## Work to complete
Here are some records; copy every line that holds the word "Relay".

[Stored data]
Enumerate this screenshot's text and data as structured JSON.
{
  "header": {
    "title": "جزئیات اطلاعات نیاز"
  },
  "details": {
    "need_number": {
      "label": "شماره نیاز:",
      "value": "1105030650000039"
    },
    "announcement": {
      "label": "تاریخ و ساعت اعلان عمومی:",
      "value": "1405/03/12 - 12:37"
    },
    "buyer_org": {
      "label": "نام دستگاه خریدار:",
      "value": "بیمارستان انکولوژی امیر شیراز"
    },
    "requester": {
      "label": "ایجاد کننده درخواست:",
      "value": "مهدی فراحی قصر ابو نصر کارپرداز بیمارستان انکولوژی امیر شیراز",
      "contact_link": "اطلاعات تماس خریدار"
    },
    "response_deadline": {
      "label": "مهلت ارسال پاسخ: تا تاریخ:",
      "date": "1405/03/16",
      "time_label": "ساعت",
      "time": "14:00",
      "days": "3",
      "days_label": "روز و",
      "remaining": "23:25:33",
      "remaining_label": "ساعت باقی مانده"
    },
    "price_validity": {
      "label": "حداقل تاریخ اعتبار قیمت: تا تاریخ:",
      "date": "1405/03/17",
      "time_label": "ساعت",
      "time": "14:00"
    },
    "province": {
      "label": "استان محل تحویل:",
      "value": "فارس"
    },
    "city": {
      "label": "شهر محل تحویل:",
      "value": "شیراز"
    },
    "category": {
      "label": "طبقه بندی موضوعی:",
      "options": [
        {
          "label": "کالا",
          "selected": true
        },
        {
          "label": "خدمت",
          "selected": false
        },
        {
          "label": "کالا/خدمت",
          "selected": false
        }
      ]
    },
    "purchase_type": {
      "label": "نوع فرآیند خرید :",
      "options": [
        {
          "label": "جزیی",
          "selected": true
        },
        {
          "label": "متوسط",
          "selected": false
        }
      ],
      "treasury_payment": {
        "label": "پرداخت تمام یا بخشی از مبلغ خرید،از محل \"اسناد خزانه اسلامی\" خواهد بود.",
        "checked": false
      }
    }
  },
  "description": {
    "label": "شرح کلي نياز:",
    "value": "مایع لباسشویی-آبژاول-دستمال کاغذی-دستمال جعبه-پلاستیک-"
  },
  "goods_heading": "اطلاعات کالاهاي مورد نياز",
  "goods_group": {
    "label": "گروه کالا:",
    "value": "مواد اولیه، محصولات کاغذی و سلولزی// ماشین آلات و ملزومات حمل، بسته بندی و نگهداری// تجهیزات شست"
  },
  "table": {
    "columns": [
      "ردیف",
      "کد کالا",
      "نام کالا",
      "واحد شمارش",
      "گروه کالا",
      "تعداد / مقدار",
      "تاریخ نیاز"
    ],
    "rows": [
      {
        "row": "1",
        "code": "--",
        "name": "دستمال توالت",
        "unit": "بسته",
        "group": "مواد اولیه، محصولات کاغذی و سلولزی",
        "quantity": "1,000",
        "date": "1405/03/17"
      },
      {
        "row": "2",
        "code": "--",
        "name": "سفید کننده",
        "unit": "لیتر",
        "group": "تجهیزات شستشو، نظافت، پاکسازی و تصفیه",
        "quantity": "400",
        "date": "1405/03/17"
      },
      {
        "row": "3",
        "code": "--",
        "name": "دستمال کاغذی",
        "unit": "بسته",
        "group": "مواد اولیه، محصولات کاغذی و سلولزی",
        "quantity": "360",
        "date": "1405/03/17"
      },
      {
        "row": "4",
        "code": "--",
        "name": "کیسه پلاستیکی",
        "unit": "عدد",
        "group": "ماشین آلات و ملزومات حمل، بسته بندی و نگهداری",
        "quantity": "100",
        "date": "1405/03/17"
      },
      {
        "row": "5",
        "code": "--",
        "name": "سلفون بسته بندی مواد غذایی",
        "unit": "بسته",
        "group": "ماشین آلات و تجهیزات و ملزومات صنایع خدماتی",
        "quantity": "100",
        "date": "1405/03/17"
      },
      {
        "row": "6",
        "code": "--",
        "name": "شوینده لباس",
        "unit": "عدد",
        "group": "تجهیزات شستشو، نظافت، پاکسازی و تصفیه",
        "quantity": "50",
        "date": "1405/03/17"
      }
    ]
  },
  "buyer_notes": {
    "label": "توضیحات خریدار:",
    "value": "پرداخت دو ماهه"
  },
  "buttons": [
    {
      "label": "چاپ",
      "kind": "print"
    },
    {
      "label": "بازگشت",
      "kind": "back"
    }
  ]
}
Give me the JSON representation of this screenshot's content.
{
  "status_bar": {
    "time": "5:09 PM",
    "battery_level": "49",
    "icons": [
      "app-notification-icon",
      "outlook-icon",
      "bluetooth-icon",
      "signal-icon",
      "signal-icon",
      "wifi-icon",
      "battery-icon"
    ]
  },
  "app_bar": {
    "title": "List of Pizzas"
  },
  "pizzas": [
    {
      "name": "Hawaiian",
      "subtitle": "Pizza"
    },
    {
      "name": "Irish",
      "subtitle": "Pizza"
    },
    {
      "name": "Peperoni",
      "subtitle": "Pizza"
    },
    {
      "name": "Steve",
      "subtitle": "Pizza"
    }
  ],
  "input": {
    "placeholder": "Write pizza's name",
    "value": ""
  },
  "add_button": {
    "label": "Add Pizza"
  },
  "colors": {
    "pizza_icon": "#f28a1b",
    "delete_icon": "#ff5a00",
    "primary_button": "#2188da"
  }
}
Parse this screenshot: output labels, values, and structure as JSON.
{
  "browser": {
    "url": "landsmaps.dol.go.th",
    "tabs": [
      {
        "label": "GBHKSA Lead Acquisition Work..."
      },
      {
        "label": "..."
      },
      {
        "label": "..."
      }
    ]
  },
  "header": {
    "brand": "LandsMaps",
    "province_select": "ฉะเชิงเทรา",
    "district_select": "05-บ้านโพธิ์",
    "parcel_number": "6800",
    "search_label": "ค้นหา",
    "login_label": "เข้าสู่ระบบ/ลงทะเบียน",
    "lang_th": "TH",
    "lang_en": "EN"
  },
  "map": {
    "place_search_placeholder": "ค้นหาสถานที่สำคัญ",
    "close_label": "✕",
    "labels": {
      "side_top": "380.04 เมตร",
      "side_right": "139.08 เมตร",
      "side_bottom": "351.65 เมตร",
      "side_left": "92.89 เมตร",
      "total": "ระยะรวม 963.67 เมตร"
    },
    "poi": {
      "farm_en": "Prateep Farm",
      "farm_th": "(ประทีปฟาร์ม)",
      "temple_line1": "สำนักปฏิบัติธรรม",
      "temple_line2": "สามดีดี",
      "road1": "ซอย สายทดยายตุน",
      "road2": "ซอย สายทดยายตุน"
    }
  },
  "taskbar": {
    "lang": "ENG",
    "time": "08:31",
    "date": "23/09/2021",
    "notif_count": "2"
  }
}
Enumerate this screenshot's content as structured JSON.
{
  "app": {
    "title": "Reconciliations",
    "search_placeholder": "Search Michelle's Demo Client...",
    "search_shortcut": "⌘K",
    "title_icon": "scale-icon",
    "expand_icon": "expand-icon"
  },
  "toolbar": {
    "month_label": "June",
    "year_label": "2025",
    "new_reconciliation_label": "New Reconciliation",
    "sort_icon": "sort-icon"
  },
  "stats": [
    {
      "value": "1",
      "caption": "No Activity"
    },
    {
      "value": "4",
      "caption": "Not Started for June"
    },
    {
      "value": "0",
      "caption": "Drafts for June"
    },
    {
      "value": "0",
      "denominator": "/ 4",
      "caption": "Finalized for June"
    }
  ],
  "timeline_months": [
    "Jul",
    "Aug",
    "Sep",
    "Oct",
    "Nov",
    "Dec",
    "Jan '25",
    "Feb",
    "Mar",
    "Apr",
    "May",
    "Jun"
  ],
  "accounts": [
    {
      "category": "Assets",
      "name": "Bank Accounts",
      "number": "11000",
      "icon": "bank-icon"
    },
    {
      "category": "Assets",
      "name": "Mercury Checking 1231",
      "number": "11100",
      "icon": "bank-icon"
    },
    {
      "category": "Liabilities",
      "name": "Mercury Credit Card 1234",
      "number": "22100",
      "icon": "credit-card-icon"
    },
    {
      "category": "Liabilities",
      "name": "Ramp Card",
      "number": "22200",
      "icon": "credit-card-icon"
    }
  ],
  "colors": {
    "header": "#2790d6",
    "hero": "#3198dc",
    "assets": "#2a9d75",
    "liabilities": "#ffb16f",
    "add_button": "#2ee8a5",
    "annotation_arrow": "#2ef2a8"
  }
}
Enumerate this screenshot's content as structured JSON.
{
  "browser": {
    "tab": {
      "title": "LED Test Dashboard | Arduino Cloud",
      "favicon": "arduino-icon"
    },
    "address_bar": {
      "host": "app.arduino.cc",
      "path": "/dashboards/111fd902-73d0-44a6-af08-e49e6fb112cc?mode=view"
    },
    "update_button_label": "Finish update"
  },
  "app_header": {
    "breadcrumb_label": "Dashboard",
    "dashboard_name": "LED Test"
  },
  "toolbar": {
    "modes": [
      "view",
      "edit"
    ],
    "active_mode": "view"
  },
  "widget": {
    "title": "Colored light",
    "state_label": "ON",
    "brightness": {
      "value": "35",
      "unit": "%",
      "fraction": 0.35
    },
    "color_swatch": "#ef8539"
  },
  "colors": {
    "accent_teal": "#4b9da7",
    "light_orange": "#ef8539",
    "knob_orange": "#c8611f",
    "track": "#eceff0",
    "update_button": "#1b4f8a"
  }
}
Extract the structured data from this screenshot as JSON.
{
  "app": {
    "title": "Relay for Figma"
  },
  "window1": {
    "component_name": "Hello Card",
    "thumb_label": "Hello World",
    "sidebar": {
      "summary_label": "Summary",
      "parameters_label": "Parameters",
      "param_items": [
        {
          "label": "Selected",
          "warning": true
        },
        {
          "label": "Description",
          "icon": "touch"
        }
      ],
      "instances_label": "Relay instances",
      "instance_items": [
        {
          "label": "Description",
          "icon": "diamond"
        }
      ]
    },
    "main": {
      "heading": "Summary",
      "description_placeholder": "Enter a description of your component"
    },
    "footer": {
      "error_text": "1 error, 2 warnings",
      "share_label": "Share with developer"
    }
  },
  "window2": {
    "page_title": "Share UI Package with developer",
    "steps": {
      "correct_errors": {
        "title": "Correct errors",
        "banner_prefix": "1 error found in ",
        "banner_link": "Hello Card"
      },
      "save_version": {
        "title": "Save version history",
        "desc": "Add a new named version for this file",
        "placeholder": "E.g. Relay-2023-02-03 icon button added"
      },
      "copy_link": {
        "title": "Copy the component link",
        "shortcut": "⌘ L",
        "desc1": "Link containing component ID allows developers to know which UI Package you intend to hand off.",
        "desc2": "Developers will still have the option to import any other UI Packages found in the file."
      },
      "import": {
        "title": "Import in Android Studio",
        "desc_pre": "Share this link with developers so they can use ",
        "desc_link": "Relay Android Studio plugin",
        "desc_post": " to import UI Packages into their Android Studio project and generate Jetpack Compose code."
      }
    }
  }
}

## Answer to the exercise
    "title": "Relay for Figma"
      "instances_label": "Relay instances",
        "placeholder": "E.g. Relay-2023-02-03 icon button added"
        "desc_link": "Relay Android Studio plugin",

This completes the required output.